Transcribe the records that follow, preserving every word.

# START OF Exercise input

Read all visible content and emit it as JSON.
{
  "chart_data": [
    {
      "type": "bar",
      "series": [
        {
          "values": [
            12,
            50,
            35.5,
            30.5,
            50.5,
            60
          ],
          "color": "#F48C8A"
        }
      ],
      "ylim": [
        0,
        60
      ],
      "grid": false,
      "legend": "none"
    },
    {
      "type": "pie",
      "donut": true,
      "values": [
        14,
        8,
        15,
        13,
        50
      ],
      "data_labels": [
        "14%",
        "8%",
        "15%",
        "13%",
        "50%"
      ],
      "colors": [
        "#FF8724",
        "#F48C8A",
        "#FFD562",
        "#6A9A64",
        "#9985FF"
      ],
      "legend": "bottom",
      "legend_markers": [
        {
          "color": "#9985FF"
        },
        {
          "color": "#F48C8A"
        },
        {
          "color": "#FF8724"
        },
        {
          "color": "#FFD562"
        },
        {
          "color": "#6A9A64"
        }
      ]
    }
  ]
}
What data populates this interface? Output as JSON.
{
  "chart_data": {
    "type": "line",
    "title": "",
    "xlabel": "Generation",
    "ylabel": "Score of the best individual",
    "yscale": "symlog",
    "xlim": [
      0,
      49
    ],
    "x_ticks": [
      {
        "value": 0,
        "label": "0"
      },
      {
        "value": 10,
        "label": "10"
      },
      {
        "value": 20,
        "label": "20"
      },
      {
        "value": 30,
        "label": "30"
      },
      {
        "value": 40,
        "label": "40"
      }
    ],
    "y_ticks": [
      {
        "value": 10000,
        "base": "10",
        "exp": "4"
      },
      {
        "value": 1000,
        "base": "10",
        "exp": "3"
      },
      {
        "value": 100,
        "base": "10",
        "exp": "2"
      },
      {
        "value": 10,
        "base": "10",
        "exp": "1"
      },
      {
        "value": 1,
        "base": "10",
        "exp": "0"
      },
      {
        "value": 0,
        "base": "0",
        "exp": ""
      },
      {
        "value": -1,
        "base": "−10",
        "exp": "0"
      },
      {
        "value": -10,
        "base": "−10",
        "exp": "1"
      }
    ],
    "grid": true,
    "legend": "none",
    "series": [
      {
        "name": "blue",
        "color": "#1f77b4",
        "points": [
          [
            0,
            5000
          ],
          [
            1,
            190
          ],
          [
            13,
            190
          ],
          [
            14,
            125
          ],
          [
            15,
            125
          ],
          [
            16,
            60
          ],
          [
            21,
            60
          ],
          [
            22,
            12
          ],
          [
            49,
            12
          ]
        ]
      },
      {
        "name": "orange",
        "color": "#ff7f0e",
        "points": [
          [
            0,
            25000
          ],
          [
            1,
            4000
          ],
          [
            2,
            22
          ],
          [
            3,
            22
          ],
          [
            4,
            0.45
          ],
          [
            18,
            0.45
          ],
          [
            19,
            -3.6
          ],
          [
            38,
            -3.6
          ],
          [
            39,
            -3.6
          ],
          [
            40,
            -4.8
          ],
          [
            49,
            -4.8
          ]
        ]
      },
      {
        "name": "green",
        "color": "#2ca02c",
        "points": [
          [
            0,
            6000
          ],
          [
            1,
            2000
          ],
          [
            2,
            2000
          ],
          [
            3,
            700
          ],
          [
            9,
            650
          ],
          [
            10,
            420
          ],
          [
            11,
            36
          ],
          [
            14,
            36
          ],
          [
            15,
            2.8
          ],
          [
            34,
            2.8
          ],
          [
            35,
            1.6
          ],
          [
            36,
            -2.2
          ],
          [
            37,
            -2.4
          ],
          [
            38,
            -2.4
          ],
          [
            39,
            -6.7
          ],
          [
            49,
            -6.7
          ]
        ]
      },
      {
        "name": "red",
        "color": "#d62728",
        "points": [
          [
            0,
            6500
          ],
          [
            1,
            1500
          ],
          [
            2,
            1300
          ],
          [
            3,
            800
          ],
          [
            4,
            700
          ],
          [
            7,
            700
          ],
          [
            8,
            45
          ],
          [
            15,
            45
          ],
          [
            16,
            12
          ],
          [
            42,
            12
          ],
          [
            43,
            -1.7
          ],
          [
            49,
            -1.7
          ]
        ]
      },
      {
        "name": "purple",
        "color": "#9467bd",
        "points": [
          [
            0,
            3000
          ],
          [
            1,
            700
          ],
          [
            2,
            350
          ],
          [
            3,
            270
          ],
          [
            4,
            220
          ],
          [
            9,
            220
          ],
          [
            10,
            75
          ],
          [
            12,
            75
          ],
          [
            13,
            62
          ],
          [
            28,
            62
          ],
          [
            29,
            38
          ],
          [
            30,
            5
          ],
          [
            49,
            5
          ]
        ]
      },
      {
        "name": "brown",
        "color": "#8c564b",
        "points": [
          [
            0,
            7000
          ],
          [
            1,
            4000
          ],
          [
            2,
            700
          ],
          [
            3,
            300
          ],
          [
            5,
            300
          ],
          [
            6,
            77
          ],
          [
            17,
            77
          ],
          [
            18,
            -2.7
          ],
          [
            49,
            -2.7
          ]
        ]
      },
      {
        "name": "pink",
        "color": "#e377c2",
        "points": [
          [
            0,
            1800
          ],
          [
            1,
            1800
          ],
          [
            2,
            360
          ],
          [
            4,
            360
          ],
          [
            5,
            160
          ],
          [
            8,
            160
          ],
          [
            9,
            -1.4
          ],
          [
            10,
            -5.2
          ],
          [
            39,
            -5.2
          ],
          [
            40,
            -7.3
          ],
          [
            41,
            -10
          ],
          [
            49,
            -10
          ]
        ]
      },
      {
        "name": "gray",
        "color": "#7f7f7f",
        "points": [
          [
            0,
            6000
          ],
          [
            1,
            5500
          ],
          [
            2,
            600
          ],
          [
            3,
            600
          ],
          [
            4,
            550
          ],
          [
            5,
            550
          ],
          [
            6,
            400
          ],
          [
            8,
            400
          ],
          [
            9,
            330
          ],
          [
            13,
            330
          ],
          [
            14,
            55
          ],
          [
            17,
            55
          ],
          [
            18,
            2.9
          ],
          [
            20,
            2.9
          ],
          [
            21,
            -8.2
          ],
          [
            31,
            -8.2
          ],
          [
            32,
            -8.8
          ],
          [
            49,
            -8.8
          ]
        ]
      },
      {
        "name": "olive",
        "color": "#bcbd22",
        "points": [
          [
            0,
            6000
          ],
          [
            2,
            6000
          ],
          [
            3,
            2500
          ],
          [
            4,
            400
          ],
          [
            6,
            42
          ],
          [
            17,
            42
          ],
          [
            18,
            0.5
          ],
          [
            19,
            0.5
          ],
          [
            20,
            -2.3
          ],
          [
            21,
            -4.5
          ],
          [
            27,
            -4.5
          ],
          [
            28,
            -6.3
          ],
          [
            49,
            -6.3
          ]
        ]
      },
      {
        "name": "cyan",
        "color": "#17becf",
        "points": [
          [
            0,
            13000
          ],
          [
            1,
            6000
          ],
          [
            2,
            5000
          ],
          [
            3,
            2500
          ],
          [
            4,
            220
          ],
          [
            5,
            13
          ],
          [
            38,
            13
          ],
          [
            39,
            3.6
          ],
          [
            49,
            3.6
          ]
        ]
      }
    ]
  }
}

# END OF Exercise input

## Answer below
Read all visible content and emit it as JSON.
{
  "chart_data": [
    {
      "type": "bar",
      "series": [
        {
          "values": [
            12,
            50,
            35.5,
            30.5,
            50.5,
            60
          ],
          "color": "#F48C8A"
        }
      ],
      "ylim": [
        0,
        60
      ],
      "grid": false,
      "legend": "none"
    },
    {
      "type": "pie",
      "donut": true,
      "values": [
        14,
        8,
        15,
        13,
        50
      ],
      "data_labels": [
        "14%",
        "8%",
        "15%",
        "13%",
        "50%"
      ],
      "colors": [
        "#FF8724",
        "#F48C8A",
        "#FFD562",
        "#6A9A64",
        "#9985FF"
      ],
      "legend": "bottom",
      "legend_markers": [
        {
          "color": "#9985FF"
        },
        {
          "color": "#F48C8A"
        },
        {
          "color": "#FF8724"
        },
        {
          "color": "#FFD562"
        },
        {
          "color": "#6A9A64"
        }
      ]
    }
  ]
}
What data populates this interface? Output as JSON.
{
  "chart_data": {
    "type": "line",
    "title": "",
    "xlabel": "Generation",
    "ylabel": "Score of the best individual",
    "yscale": "symlog",
    "xlim": [
      0,
      49
    ],
    "x_ticks": [
      {
        "value": 0,
        "label": "0"
      },
      {
        "value": 10,
        "label": "10"
      },
      {
        "value": 20,
        "label": "20"
      },
      {
        "value": 30,
        "label": "30"
      },
      {
        "value": 40,
        "label": "40"
      }
    ],
    "y_ticks": [
      {
        "value": 10000,
        "base": "10",
        "exp": "4"
      },
      {
        "value": 1000,
        "base": "10",
        "exp": "3"
      },
      {
        "value": 100,
        "base": "10",
        "exp": "2"
      },
      {
        "value": 10,
        "base": "10",
        "exp": "1"
      },
      {
        "value": 1,
        "base": "10",
        "exp": "0"
      },
      {
        "value": 0,
        "base": "0",
        "exp": ""
      },
      {
        "value": -1,
        "base": "−10",
        "exp": "0"
      },
      {
        "value": -10,
        "base": "−10",
        "exp": "1"
      }
    ],
    "grid": true,
    "legend": "none",
    "series": [
      {
        "name": "blue",
        "color": "#1f77b4",
        "points": [
          [
            0,
            5000
          ],
          [
            1,
            190
          ],
          [
            13,
            190
          ],
          [
            14,
            125
          ],
          [
            15,
            125
          ],
          [
            16,
            60
          ],
          [
            21,
            60
          ],
          [
            22,
            12
          ],
          [
            49,
            12
          ]
        ]
      },
      {
        "name": "orange",
        "color": "#ff7f0e",
        "points": [
          [
            0,
            25000
          ],
          [
            1,
            4000
          ],
          [
            2,
            22
          ],
          [
            3,
            22
          ],
          [
            4,
            0.45
          ],
          [
            18,
            0.45
          ],
          [
            19,
            -3.6
          ],
          [
            38,
            -3.6
          ],
          [
            39,
            -3.6
          ],
          [
            40,
            -4.8
          ],
          [
            49,
            -4.8
          ]
        ]
      },
      {
        "name": "green",
        "color": "#2ca02c",
        "points": [
          [
            0,
            6000
          ],
          [
            1,
            2000
          ],
          [
            2,
            2000
          ],
          [
            3,
            700
          ],
          [
            9,
            650
          ],
          [
            10,
            420
          ],
          [
            11,
            36
          ],
          [
            14,
            36
          ],
          [
            15,
            2.8
          ],
          [
            34,
            2.8
          ],
          [
            35,
            1.6
          ],
          [
            36,
            -2.2
          ],
          [
            37,
            -2.4
          ],
          [
            38,
            -2.4
          ],
          [
            39,
            -6.7
          ],
          [
            49,
            -6.7
          ]
        ]
      },
      {
        "name": "red",
        "color": "#d62728",
        "points": [
          [
            0,
            6500
          ],
          [
            1,
            1500
          ],
          [
            2,
            1300
          ],
          [
            3,
            800
          ],
          [
            4,
            700
          ],
          [
            7,
            700
          ],
          [
            8,
            45
          ],
          [
            15,
            45
          ],
          [
            16,
            12
          ],
          [
            42,
            12
          ],
          [
            43,
            -1.7
          ],
          [
            49,
            -1.7
          ]
        ]
      },
      {
        "name": "purple",
        "color": "#9467bd",
        "points": [
          [
            0,
            3000
          ],
          [
            1,
            700
          ],
          [
            2,
            350
          ],
          [
            3,
            270
          ],
          [
            4,
            220
          ],
          [
            9,
            220
          ],
          [
            10,
            75
          ],
          [
            12,
            75
          ],
          [
            13,
            62
          ],
          [
            28,
            62
          ],
          [
            29,
            38
          ],
          [
            30,
            5
          ],
          [
            49,
            5
          ]
        ]
      },
      {
        "name": "brown",
        "color": "#8c564b",
        "points": [
          [
            0,
            7000
          ],
          [
            1,
            4000
          ],
          [
            2,
            700
          ],
          [
            3,
            300
          ],
          [
            5,
            300
          ],
          [
            6,
            77
          ],
          [
            17,
            77
          ],
          [
            18,
            -2.7
          ],
          [
            49,
            -2.7
          ]
        ]
      },
      {
        "name": "pink",
        "color": "#e377c2",
        "points": [
          [
            0,
            1800
          ],
          [
            1,
            1800
          ],
          [
            2,
            360
          ],
          [
            4,
            360
          ],
          [
            5,
            160
          ],
          [
            8,
            160
          ],
          [
            9,
            -1.4
          ],
          [
            10,
            -5.2
          ],
          [
            39,
            -5.2
          ],
          [
            40,
            -7.3
          ],
          [
            41,
            -10
          ],
          [
            49,
            -10
          ]
        ]
      },
      {
        "name": "gray",
        "color": "#7f7f7f",
        "points": [
          [
            0,
            6000
          ],
          [
            1,
            5500
          ],
          [
            2,
            600
          ],
          [
            3,
            600
          ],
          [
            4,
            550
          ],
          [
            5,
            550
          ],
          [
            6,
            400
          ],
          [
            8,
            400
          ],
          [
            9,
            330
          ],
          [
            13,
            330
          ],
          [
            14,
            55
          ],
          [
            17,
            55
          ],
          [
            18,
            2.9
          ],
          [
            20,
            2.9
          ],
          [
            21,
            -8.2
          ],
          [
            31,
            -8.2
          ],
          [
            32,
            -8.8
          ],
          [
            49,
            -8.8
          ]
        ]
      },
      {
        "name": "olive",
        "color": "#bcbd22",
        "points": [
          [
            0,
            6000
          ],
          [
            2,
            6000
          ],
          [
            3,
            2500
          ],
          [
            4,
            400
          ],
          [
            6,
            42
          ],
          [
            17,
            42
          ],
          [
            18,
            0.5
          ],
          [
            19,
            0.5
          ],
          [
            20,
            -2.3
          ],
          [
            21,
            -4.5
          ],
          [
            27,
            -4.5
          ],
          [
            28,
            -6.3
          ],
          [
            49,
            -6.3
          ]
        ]
      },
      {
        "name": "cyan",
        "color": "#17becf",
        "points": [
          [
            0,
            13000
          ],
          [
            1,
            6000
          ],
          [
            2,
            5000
          ],
          [
            3,
            2500
          ],
          [
            4,
            220
          ],
          [
            5,
            13
          ],
          [
            38,
            13
          ],
          [
            39,
            3.6
          ],
          [
            49,
            3.6
          ]
        ]
      }
    ]
  }
}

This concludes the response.